# [Written instruction]
Can you reproduce the following listing line for line, with no changes?

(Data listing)
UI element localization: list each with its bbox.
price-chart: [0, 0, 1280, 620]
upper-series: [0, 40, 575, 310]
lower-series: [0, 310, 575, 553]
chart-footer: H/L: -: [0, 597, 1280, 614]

# [Written solution]
UI element localization: list each with its bbox.
price-chart: [0, 0, 1280, 620]
upper-series: [0, 40, 575, 310]
lower-series: [0, 310, 575, 553]
chart-footer: H/L: -: [0, 597, 1280, 614]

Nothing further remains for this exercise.